Dataset entries
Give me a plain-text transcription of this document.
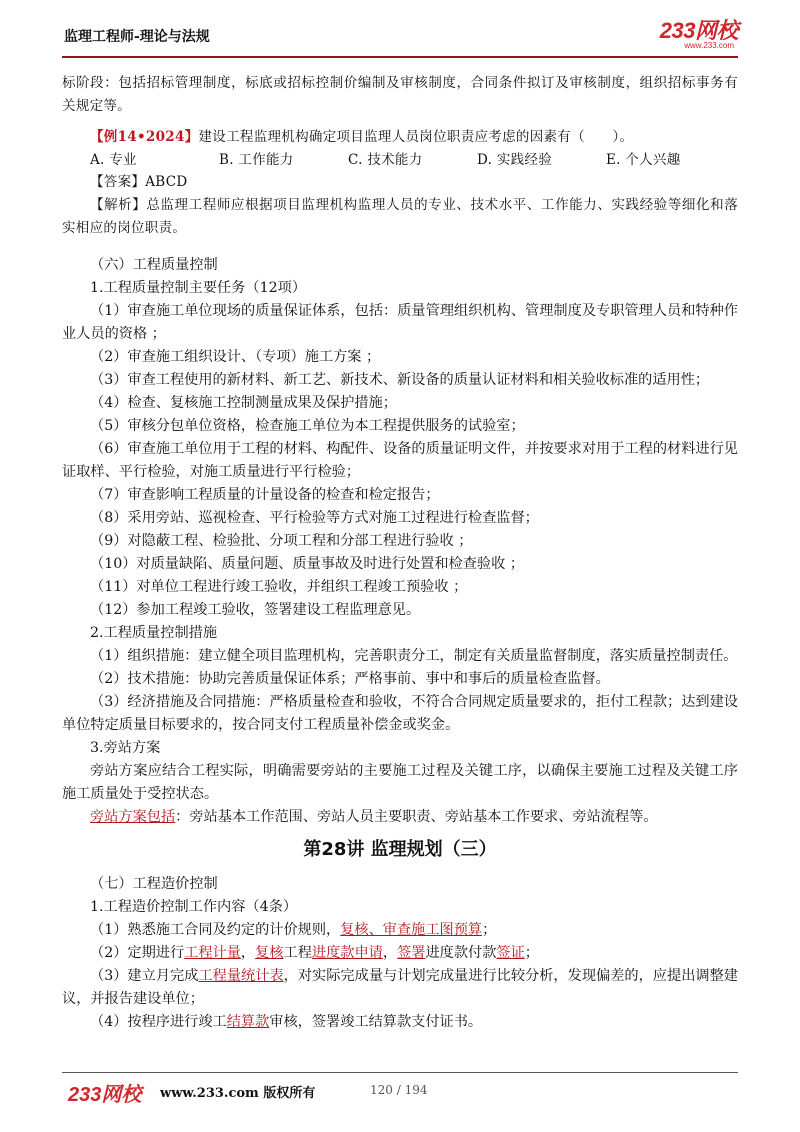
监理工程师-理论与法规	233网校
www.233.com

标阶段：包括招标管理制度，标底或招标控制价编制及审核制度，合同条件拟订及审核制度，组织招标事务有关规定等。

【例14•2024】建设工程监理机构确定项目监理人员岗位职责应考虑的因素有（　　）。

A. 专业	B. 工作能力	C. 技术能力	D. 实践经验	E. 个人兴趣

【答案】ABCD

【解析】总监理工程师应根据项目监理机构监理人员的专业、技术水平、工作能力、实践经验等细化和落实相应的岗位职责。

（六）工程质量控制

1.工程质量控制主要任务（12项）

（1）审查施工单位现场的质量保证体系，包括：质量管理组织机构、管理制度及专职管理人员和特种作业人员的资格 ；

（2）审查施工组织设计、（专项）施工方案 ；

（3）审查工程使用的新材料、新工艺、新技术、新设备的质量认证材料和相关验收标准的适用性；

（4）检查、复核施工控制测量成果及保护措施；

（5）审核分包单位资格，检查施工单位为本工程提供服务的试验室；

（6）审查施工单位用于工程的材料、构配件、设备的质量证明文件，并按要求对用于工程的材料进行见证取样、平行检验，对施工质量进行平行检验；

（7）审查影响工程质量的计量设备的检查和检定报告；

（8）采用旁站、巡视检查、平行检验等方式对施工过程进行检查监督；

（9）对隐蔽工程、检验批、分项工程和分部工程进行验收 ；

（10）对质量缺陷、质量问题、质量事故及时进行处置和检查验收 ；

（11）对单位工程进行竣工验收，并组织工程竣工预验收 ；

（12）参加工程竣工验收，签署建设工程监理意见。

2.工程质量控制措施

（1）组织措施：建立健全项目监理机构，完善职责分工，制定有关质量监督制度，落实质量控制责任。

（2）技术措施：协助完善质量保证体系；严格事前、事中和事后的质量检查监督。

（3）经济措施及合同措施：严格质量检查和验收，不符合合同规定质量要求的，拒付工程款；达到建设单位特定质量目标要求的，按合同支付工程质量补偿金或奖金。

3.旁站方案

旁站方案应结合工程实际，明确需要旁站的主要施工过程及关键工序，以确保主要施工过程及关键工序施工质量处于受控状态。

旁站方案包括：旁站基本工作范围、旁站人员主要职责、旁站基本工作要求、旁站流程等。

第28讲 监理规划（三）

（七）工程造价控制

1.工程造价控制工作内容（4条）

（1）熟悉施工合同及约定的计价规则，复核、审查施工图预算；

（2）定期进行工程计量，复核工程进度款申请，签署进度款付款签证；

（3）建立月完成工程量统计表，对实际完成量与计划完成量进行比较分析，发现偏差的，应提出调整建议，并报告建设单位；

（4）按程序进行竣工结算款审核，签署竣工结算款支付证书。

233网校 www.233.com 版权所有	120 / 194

--

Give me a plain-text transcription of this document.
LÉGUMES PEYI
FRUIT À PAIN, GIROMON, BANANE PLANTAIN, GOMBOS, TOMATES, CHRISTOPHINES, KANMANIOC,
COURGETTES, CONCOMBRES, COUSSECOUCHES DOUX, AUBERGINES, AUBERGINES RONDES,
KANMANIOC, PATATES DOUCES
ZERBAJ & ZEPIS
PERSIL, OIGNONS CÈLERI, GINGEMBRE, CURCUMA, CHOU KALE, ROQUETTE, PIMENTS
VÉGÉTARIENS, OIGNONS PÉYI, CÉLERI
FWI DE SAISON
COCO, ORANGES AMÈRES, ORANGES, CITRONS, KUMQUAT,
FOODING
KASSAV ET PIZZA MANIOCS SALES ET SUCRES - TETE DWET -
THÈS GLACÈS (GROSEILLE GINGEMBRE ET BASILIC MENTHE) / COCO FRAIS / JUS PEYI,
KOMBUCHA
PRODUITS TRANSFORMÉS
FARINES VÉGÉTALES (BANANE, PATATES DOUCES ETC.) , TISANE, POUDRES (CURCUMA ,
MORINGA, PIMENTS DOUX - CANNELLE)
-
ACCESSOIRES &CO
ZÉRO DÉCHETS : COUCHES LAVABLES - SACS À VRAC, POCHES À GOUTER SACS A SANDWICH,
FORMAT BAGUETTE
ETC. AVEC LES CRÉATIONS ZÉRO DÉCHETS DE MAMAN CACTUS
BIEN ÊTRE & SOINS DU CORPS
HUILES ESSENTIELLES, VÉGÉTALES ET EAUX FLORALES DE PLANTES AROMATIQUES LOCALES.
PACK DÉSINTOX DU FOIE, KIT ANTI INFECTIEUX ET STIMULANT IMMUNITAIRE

Request:
How many of the lines above include the string "ZÉRO"? Reply with the number by itself.

Solution for this task:
2